* Stated problem: Please print every record below exactly as it appears.
## Start Rows
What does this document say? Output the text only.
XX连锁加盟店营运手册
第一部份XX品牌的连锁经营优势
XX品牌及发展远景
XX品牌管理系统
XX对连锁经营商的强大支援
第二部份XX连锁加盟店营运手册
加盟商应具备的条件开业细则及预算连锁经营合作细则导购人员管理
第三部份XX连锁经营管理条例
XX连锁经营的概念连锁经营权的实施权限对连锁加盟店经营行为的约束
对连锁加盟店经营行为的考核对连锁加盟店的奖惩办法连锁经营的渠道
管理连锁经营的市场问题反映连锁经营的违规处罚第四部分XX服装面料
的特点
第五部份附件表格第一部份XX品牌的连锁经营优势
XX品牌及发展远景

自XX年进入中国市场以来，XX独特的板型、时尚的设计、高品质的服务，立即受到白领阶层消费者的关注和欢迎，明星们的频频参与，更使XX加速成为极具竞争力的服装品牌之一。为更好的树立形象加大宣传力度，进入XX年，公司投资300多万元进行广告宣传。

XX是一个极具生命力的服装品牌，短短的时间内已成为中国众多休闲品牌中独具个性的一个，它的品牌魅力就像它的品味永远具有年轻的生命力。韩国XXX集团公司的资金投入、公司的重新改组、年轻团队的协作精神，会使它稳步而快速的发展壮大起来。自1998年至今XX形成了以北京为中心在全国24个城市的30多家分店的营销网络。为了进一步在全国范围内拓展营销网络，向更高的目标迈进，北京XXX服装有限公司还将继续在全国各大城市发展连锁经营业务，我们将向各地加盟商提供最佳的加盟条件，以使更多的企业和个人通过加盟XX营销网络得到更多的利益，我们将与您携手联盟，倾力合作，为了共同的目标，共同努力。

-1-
## End Rows
* Answer for the task:
What does this document say? Output the text only.
XX连锁加盟店营运手册
第一部份XX品牌的连锁经营优势
XX品牌及发展远景
XX品牌管理系统
XX对连锁经营商的强大支援
第二部份XX连锁加盟店营运手册
加盟商应具备的条件开业细则及预算连锁经营合作细则导购人员管理
第三部份XX连锁经营管理条例
XX连锁经营的概念连锁经营权的实施权限对连锁加盟店经营行为的约束
对连锁加盟店经营行为的考核对连锁加盟店的奖惩办法连锁经营的渠道
管理连锁经营的市场问题反映连锁经营的违规处罚第四部分XX服装面料
的特点
第五部份附件表格第一部份XX品牌的连锁经营优势
XX品牌及发展远景

自XX年进入中国市场以来，XX独特的板型、时尚的设计、高品质的服务，立即受到白领阶层消费者的关注和欢迎，明星们的频频参与，更使XX加速成为极具竞争力的服装品牌之一。为更好的树立形象加大宣传力度，进入XX年，公司投资300多万元进行广告宣传。

XX是一个极具生命力的服装品牌，短短的时间内已成为中国众多休闲品牌中独具个性的一个，它的品牌魅力就像它的品味永远具有年轻的生命力。韩国XXX集团公司的资金投入、公司的重新改组、年轻团队的协作精神，会使它稳步而快速的发展壮大起来。自1998年至今XX形成了以北京为中心在全国24个城市的30多家分店的营销网络。为了进一步在全国范围内拓展营销网络，向更高的目标迈进，北京XXX服装有限公司还将继续在全国各大城市发展连锁经营业务，我们将向各地加盟商提供最佳的加盟条件，以使更多的企业和个人通过加盟XX营销网络得到更多的利益，我们将与您携手联盟，倾力合作，为了共同的目标，共同努力。

-1-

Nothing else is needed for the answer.